◆ **Exercise description**
In the material below, count the lines with the word "degrees" and state that number only.

◆ **Records for processing**
________________________________________

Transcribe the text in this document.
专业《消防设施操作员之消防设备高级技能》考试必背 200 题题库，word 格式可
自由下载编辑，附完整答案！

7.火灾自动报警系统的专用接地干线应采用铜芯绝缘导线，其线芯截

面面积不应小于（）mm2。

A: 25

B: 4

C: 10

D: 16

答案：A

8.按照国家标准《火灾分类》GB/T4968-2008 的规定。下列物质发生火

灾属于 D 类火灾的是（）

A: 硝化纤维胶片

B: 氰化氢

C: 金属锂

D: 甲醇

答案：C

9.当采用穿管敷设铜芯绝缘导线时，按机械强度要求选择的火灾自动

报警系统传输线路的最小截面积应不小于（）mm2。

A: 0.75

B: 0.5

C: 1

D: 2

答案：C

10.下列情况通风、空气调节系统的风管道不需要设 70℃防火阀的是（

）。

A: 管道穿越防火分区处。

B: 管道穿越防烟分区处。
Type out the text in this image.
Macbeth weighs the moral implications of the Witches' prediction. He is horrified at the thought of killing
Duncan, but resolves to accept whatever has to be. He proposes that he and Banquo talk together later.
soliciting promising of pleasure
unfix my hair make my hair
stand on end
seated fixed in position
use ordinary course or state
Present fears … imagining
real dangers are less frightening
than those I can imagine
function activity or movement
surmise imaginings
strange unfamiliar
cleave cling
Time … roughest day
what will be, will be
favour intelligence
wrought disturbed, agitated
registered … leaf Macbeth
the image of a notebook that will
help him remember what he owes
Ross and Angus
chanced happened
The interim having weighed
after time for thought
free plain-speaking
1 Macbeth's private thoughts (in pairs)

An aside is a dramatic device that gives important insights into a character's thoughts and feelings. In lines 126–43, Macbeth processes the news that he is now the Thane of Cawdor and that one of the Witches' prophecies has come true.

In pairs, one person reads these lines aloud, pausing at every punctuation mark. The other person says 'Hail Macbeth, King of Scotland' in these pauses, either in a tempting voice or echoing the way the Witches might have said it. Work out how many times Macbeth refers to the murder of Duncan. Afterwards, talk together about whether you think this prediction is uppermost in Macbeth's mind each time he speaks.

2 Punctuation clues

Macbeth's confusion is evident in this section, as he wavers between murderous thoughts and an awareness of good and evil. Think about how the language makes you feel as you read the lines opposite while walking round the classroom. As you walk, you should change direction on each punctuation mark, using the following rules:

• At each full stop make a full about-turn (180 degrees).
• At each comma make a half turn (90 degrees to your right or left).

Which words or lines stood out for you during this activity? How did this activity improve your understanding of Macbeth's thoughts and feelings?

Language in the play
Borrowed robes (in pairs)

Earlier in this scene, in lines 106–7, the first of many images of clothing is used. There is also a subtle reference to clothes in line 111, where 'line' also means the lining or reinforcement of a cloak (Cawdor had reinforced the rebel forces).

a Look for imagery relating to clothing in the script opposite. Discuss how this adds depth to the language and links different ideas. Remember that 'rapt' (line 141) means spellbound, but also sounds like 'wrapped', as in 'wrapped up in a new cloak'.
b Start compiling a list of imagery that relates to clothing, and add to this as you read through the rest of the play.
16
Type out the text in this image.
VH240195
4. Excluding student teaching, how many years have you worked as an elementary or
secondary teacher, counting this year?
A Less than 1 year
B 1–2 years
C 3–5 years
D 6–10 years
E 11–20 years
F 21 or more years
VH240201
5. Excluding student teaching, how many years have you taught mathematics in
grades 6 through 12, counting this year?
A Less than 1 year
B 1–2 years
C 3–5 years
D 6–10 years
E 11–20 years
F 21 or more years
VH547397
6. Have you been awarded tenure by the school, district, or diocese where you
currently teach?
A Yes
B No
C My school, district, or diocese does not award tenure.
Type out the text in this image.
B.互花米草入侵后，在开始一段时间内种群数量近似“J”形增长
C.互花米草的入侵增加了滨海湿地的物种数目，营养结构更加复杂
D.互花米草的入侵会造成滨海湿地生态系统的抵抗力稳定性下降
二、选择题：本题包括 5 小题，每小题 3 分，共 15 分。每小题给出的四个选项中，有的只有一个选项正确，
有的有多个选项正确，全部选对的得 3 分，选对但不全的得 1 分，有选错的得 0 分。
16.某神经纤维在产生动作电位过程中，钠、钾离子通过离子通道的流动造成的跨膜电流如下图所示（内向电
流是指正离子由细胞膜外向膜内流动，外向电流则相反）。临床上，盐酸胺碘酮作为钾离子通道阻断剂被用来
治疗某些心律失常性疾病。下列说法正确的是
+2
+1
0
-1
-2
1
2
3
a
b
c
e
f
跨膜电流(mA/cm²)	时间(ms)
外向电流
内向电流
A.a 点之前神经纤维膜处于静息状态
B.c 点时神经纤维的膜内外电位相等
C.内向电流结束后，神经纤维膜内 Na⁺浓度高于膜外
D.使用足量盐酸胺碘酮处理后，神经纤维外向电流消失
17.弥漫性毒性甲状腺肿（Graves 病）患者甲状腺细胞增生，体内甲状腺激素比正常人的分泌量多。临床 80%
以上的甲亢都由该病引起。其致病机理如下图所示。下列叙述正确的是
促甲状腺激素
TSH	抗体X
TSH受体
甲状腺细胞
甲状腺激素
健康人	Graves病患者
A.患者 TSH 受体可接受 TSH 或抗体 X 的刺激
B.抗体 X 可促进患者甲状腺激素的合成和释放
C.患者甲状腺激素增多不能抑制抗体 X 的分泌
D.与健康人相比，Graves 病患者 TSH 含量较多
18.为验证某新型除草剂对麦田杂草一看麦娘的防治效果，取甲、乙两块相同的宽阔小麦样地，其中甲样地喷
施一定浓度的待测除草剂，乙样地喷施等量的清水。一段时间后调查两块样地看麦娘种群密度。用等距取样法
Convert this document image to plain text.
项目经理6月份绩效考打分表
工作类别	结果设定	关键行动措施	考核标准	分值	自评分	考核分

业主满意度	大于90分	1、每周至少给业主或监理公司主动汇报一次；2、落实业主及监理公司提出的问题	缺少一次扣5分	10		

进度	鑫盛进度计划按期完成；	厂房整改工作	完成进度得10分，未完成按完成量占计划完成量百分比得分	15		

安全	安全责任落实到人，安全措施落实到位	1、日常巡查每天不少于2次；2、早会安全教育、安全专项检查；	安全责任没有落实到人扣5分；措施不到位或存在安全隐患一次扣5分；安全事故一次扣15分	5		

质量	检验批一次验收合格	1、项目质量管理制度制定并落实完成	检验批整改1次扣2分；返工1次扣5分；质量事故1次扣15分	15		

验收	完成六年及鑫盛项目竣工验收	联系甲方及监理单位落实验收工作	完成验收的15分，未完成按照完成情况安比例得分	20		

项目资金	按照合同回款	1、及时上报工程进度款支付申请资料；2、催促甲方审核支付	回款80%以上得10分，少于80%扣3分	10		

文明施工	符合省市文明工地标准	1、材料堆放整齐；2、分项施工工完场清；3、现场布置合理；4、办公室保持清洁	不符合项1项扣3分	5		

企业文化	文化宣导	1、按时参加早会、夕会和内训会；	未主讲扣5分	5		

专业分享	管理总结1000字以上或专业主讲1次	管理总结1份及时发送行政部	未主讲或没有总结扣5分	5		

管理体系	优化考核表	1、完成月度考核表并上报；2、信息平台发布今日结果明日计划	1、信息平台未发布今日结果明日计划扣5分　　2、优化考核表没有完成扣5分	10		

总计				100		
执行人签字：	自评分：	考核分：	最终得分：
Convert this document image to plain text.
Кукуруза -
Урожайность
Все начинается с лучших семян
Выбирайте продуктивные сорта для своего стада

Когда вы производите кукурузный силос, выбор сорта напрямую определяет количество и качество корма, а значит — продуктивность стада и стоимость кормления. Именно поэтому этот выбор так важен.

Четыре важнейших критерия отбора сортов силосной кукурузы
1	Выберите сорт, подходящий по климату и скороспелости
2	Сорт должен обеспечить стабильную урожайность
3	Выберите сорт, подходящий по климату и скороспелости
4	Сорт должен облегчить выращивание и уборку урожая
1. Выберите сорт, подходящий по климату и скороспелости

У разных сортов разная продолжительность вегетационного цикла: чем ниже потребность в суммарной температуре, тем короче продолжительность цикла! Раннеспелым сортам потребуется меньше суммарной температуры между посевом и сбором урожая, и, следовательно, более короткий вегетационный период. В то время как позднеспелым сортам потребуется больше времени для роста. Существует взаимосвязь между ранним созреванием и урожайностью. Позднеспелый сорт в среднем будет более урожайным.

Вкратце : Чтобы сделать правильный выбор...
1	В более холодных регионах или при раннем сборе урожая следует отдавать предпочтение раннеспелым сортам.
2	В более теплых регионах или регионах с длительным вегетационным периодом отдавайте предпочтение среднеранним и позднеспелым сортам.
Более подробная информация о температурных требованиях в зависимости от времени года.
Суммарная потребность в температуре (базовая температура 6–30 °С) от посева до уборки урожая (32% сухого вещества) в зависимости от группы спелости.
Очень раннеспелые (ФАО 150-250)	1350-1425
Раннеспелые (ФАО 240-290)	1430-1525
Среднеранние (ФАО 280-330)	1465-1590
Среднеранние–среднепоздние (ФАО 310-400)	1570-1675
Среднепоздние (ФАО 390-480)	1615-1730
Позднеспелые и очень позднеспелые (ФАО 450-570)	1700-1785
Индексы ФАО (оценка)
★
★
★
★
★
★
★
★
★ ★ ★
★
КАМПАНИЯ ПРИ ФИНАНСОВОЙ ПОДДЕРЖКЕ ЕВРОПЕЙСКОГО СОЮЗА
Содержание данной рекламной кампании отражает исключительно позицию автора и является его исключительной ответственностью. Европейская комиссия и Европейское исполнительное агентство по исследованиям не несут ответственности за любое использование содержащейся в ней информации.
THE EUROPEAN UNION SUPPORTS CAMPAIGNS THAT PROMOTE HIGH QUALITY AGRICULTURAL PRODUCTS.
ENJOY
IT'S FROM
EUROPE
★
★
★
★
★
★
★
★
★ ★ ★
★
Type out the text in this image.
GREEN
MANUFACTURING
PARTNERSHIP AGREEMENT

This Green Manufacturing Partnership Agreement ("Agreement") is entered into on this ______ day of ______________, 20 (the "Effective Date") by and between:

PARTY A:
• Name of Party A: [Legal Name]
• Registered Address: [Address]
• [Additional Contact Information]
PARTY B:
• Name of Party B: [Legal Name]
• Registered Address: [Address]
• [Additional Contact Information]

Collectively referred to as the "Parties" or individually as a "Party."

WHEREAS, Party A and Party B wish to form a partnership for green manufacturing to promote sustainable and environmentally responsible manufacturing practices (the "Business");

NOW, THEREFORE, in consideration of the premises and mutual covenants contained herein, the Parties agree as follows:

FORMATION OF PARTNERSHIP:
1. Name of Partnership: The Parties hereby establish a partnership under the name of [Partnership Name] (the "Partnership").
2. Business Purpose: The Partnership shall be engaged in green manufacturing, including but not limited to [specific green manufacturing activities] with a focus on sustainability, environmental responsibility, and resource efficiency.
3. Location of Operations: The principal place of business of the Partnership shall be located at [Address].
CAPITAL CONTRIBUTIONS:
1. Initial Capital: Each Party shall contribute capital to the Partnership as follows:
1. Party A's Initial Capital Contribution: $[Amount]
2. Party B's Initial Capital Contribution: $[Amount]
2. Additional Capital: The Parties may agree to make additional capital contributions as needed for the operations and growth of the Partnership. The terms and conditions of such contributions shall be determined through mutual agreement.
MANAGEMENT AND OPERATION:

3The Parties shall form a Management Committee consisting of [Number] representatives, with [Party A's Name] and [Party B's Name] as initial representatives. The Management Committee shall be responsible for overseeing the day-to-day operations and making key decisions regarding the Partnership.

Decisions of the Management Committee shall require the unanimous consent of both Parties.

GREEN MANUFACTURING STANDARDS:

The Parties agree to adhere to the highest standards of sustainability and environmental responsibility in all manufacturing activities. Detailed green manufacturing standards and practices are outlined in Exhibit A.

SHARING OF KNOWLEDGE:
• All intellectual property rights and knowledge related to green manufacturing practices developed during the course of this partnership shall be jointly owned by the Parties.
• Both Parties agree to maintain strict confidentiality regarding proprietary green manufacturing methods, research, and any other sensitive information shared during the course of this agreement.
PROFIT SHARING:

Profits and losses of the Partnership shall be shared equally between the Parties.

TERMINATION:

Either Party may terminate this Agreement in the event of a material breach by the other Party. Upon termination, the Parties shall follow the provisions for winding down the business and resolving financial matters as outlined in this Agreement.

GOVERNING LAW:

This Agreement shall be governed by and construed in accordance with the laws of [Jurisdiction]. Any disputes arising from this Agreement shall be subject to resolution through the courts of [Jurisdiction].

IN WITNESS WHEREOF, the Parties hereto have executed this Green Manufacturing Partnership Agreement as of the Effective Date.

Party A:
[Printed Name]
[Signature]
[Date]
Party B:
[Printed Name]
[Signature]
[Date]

________________________________________

◆ **Completed task**
2